_Exercise prompt_
Output only the lines from the one holding "Read all visible content and emit it as JSON." to the end of the data below, please, copied exactly.

_Supplied information_
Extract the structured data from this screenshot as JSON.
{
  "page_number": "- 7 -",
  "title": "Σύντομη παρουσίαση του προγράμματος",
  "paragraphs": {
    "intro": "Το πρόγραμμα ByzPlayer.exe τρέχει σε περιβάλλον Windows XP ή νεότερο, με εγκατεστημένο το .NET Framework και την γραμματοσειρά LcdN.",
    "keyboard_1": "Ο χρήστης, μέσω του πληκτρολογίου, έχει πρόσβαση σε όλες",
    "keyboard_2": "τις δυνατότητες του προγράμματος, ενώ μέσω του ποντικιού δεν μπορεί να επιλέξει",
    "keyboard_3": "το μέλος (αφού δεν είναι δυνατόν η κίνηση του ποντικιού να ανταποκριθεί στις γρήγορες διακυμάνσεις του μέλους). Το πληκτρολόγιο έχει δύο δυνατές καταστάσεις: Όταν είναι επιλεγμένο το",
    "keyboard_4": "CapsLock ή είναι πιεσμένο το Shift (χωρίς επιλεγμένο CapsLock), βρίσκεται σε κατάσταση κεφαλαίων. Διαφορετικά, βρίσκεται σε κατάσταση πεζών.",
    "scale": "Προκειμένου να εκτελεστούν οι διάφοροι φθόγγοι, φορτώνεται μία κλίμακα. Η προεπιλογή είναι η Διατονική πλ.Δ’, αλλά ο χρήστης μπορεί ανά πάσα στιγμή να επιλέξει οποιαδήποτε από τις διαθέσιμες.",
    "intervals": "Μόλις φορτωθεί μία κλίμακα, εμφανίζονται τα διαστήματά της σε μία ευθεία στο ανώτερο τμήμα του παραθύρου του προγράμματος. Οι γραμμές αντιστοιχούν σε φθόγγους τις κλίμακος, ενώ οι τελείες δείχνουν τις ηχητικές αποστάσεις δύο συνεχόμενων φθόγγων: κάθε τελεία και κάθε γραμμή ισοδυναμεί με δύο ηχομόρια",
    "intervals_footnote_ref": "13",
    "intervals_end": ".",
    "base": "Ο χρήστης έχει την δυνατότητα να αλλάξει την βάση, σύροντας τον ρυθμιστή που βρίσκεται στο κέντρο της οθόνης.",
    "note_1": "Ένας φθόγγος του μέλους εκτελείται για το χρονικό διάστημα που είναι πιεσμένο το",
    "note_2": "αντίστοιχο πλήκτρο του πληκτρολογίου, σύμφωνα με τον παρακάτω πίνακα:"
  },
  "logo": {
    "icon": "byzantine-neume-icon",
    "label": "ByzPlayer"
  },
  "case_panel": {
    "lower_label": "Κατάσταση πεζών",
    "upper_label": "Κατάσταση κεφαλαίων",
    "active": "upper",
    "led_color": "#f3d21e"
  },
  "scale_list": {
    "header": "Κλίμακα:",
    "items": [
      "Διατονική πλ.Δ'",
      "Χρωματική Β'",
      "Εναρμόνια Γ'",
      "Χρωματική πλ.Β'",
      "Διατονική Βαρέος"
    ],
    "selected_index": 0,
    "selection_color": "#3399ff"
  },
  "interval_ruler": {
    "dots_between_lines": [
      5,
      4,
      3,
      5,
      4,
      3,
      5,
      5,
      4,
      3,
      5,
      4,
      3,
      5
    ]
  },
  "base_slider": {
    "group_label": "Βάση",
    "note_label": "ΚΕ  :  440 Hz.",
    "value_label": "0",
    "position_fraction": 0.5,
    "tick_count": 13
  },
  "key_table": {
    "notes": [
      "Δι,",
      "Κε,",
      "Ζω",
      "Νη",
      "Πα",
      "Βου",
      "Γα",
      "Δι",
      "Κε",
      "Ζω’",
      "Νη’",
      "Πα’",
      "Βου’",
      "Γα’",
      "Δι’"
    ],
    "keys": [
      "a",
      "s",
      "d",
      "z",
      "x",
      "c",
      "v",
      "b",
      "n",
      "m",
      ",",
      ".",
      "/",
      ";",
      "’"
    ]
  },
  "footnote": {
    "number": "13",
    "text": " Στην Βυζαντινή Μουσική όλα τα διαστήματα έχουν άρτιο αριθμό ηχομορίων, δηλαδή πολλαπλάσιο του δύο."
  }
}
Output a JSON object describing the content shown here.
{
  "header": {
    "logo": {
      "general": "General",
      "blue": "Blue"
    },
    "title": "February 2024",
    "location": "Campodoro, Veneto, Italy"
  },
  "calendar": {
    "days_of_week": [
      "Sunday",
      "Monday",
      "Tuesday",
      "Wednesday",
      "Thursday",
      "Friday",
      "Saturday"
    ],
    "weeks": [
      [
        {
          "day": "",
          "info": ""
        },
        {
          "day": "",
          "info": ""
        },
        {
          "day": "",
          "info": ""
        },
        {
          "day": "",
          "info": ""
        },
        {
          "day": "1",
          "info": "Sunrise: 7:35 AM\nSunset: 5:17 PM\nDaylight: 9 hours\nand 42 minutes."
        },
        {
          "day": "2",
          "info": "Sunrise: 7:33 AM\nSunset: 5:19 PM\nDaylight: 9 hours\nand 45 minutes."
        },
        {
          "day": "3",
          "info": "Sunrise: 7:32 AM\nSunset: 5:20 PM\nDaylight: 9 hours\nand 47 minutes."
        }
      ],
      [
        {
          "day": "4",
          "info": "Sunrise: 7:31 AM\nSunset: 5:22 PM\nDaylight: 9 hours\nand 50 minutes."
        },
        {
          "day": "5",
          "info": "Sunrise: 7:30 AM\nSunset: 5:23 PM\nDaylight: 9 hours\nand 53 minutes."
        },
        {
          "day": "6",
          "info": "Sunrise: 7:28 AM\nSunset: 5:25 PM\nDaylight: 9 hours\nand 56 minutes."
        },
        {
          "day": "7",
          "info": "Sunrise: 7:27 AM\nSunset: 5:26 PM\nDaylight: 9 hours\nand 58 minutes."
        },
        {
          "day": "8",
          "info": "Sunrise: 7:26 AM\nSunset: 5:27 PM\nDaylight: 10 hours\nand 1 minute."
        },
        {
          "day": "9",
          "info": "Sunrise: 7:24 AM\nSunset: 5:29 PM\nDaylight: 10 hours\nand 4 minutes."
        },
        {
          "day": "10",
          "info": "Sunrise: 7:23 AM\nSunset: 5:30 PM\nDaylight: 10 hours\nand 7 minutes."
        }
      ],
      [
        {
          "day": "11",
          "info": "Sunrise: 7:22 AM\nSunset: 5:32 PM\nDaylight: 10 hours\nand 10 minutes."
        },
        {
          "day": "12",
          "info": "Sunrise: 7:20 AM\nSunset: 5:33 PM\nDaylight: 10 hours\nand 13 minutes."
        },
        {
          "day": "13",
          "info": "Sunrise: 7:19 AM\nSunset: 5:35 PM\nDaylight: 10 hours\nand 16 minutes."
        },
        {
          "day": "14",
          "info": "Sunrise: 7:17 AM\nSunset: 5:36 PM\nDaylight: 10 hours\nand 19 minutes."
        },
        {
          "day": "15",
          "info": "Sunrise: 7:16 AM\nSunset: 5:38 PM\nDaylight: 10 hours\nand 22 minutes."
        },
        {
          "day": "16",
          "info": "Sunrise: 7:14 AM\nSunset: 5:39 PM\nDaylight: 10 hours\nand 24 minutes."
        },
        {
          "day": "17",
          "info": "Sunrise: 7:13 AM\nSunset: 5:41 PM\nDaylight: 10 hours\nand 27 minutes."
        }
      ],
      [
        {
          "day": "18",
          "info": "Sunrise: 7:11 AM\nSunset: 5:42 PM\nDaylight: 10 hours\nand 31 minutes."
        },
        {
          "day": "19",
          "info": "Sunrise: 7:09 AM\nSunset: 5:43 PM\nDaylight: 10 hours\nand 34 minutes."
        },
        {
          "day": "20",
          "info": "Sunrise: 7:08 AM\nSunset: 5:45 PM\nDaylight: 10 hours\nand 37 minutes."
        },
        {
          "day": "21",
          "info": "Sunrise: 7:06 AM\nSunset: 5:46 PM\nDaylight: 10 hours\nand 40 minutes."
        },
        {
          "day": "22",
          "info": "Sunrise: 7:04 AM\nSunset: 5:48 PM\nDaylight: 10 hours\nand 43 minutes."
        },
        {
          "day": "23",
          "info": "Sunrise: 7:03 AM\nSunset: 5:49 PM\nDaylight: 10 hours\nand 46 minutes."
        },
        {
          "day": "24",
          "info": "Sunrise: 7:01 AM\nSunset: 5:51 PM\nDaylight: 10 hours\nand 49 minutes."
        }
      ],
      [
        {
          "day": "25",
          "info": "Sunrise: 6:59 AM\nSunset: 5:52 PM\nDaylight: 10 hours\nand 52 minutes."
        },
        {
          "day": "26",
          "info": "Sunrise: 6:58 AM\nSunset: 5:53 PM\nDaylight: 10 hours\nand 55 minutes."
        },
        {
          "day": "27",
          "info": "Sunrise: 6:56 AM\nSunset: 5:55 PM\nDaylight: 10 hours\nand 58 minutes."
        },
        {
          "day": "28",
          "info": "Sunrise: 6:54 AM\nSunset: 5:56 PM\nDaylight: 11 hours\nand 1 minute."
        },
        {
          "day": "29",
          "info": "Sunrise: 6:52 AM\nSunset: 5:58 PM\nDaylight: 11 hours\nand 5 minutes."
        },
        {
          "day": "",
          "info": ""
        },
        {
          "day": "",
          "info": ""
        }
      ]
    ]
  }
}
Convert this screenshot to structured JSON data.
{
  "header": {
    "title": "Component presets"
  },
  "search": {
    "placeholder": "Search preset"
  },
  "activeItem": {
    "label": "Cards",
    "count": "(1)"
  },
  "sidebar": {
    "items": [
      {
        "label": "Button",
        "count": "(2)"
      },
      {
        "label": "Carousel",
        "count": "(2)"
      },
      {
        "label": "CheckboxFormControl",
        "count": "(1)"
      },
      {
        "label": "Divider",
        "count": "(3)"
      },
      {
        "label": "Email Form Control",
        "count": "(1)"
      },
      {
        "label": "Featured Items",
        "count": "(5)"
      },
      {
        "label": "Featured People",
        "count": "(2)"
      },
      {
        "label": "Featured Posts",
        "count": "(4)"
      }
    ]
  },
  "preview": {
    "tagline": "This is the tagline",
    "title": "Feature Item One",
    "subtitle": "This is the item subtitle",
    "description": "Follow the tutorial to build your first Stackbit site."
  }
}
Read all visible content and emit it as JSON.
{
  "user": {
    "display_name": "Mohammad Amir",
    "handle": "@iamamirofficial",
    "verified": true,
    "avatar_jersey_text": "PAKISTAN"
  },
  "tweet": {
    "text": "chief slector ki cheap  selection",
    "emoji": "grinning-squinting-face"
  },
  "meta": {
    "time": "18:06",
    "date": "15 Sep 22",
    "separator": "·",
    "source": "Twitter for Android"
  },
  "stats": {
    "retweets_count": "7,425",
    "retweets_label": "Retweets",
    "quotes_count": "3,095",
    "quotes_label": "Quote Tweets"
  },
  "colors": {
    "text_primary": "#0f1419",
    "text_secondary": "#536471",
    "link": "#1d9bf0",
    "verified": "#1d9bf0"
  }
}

_Written solution_
Read all visible content and emit it as JSON.
{
  "user": {
    "display_name": "Mohammad Amir",
    "handle": "@iamamirofficial",
    "verified": true,
    "avatar_jersey_text": "PAKISTAN"
  },
  "tweet": {
    "text": "chief slector ki cheap  selection",
    "emoji": "grinning-squinting-face"
  },
  "meta": {
    "time": "18:06",
    "date": "15 Sep 22",
    "separator": "·",
    "source": "Twitter for Android"
  },
  "stats": {
    "retweets_count": "7,425",
    "retweets_label": "Retweets",
    "quotes_count": "3,095",
    "quotes_label": "Quote Tweets"
  },
  "colors": {
    "text_primary": "#0f1419",
    "text_secondary": "#536471",
    "link": "#1d9bf0",
    "verified": "#1d9bf0"
  }
}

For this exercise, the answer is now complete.